I 1.300 metri quadrati del grande negozio di Occhiobello accoglievano, e accolgono ancora oggi migliaia di calzature di ogni marca e per ogni età. «Con le scarpe che sono esposte qua dentro, potremmo calzare quasi un’intera città. Ci saranno quarantamila paia di scarpe, forse di più…» raccontava Orfei all’epoca.

quale è stata la strada per arrivare a queste dimensioni? Come tutte le “dinasty” che si rispettino, la storia della famiglia Dalla Villa non è “solo” quella di un commercio riuscito, ma soprattutto una storia di sacrifici, di sorprese e di umili origini.

All’epoca l’Italia era già uno dei paesi più produttivi del mondo in questo settore. Forse solo i marchigiani erano riusciti ad avvicinarsi a quella qualità…

«Era un’arte – proseguiva il giovane Dalla Villa – nelle cui vene scorreva la stessa sanguigna passione che aveva animato i suoi predecessori, e che aveva trovato le sue massime espressioni proprio in queste zone: dai ciabattini veneti, ai romagnoli, ai ferraresi. In particolare i calzolai di Francolino, che utilizzavano le pelli del Po. Sono stati i nostri nonni, i nostri avi, a dare il loro lavoro, i loro sacrifici e la loro vita per le scarpe: per vari pontifici, per alti prelati italiani (Alcide De Gasperi era un loro cliente) e perfino per presidenti americani».

La svolta

La famiglia è originaria di Villanova del Ghebbo, nel Polesine, in provincia di Rovigo, non distante da Ferrara. Ha naturalmente “respirato” quella tradizione calzaturiera, ed era stata questa, forse, la chiave del suo successo.

La svolta autentica nell’attività di famiglia, quella che Ha portato i Dalla Villa alle dimensioni attuali, è stata legata all’unione del signor Orfeo e di sua moglie Carla, genitori dei quattro fratelli che stavano consolidando il regno commerciale familiare.

Il signor Orfeo, uomo robusto e dalle mani callose, aveva iniziato anch’egli portando con un biroccino a cavallo le scarpe di propria produzione nei mercati della provincia. Poi, al momento giusto, aveva saputo rischiare, e la fortuna negli affari lo aveva premiato. «C’è voluto comunque anche tanto lavoro – commentava il figlio – e perciò dicevano che mio padre la fortuna se la fosse proprio guadagnata».

━━━━━━━━━━━━━━━━

• _RICHIESTA SCRITTA 1_
Riporta il passo del documento di origine che parte dalle parole "quale è stata" e si ferma dopo "di umili origini.", cambiando "commercio" in "mestiere".

━━━━━━━━━━━━━━━━

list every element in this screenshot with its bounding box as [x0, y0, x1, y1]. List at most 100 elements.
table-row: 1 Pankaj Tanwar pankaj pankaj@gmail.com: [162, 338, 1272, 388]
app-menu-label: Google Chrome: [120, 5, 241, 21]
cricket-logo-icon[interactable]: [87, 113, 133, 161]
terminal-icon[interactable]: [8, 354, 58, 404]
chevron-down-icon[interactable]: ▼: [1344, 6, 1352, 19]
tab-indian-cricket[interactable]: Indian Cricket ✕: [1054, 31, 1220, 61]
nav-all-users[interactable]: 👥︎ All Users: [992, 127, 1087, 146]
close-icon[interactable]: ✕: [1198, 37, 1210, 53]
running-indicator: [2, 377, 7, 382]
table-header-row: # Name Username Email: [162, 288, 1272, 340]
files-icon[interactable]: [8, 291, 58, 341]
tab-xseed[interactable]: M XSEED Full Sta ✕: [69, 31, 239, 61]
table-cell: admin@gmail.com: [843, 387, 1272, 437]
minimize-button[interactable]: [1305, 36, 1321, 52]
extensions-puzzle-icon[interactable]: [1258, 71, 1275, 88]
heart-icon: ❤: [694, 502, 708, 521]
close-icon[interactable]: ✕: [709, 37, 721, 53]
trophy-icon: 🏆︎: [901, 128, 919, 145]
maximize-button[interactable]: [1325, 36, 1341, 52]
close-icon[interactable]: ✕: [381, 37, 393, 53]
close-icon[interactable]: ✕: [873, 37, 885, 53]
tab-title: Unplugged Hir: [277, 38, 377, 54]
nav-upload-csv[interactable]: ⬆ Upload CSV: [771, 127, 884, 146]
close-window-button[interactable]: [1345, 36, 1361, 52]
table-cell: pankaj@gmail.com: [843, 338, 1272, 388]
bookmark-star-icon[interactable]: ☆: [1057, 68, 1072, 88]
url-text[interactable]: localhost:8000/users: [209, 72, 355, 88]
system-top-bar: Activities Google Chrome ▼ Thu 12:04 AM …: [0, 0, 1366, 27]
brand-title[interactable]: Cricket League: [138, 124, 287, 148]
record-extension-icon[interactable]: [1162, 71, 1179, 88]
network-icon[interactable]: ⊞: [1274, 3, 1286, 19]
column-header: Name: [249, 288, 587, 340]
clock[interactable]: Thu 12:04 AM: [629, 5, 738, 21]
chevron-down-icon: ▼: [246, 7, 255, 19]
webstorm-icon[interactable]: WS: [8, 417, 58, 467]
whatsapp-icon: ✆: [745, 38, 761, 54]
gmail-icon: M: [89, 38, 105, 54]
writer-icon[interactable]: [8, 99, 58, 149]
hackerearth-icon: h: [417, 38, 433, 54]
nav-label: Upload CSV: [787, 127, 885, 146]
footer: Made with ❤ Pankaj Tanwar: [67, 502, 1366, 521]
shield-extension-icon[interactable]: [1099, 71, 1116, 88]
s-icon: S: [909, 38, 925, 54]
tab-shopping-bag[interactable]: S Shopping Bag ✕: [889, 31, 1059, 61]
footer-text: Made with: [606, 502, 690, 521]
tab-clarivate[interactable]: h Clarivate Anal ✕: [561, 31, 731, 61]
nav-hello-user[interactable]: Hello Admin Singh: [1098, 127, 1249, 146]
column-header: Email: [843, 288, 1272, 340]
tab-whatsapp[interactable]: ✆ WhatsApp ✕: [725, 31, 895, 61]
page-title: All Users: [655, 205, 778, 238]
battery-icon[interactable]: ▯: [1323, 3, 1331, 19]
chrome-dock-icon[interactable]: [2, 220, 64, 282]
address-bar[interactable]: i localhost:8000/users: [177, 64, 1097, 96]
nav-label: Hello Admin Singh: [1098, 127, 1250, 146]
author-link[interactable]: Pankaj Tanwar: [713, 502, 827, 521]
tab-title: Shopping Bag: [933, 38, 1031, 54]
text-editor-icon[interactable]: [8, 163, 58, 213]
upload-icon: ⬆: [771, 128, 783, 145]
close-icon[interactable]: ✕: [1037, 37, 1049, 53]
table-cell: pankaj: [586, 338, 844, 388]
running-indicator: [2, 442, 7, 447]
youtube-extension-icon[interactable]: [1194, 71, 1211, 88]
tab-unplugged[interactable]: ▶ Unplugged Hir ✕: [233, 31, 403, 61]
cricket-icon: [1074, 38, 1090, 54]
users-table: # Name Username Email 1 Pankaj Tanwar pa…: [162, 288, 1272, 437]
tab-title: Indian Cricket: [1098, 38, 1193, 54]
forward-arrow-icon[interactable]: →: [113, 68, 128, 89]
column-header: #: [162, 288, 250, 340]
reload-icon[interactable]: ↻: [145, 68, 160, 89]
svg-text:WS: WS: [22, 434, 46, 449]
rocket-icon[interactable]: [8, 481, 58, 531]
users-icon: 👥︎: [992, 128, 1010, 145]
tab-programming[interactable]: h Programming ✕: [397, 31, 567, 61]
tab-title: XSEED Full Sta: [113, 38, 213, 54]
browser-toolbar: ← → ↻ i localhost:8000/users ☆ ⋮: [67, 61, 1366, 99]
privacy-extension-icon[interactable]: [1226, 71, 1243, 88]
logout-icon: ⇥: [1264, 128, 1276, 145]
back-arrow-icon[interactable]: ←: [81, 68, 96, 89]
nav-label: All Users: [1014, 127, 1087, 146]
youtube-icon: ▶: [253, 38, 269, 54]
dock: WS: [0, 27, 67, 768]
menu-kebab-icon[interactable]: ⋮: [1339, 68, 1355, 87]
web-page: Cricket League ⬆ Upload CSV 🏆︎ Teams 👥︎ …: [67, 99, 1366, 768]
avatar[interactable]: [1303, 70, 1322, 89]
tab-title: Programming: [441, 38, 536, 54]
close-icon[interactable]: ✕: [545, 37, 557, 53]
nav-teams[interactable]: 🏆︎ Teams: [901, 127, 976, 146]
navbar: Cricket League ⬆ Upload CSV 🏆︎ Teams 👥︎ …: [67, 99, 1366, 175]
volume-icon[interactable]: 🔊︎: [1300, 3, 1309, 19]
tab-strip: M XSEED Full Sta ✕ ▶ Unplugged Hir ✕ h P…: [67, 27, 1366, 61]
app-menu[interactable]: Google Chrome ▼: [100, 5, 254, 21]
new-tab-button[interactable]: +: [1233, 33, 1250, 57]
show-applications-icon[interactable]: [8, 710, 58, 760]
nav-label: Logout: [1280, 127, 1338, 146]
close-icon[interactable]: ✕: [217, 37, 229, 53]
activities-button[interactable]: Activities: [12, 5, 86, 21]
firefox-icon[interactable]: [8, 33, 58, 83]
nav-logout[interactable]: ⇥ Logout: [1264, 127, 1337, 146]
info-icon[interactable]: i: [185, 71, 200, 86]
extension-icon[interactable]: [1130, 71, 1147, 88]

━━━━━━━━━━━━━━━━

• _RICHIESTA SCRITTA 2_
Restituisci ogni riga dell'elenco che contiene la stringa "Indian", tenendo conto di maiuscole e minuscole.

• _RISPOSTA SVOLTA 1_
quale è stata la strada per arrivare a queste dimensioni? Come tutte le “dinasty” che si rispettino, la storia della famiglia Dalla Villa non è “solo” quella di un mestiere riuscito, ma soprattutto una storia di sacrifici, di sorprese e di umili origini.

• _RISPOSTA SVOLTA 2_
tab-indian-cricket[interactable]: Indian Cricket ✕: [1054, 31, 1220, 61]
tab-title: Indian Cricket: [1098, 38, 1193, 54]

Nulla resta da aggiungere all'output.